[START]

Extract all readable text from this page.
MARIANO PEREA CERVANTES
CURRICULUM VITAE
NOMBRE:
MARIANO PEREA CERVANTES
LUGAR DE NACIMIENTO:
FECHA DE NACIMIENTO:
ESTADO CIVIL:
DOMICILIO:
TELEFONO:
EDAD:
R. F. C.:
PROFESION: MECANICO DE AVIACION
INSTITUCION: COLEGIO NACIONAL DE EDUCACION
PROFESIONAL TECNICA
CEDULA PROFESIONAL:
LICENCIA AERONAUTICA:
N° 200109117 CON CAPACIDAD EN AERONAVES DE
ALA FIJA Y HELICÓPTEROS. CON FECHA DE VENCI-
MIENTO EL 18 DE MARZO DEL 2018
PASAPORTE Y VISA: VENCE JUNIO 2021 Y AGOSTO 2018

[END]

Directive —
Write out the full listing, keeping every line exactly as it is.

Answer to this problem —
Extract all readable text from this page.
MARIANO PEREA CERVANTES
CURRICULUM VITAE
NOMBRE:
MARIANO PEREA CERVANTES
LUGAR DE NACIMIENTO:
FECHA DE NACIMIENTO:
ESTADO CIVIL:
DOMICILIO:
TELEFONO:
EDAD:
R. F. C.:
PROFESION: MECANICO DE AVIACION
INSTITUCION: COLEGIO NACIONAL DE EDUCACION
PROFESIONAL TECNICA
CEDULA PROFESIONAL:
LICENCIA AERONAUTICA:
N° 200109117 CON CAPACIDAD EN AERONAVES DE
ALA FIJA Y HELICÓPTEROS. CON FECHA DE VENCI-
MIENTO EL 18 DE MARZO DEL 2018
PASAPORTE Y VISA: VENCE JUNIO 2021 Y AGOSTO 2018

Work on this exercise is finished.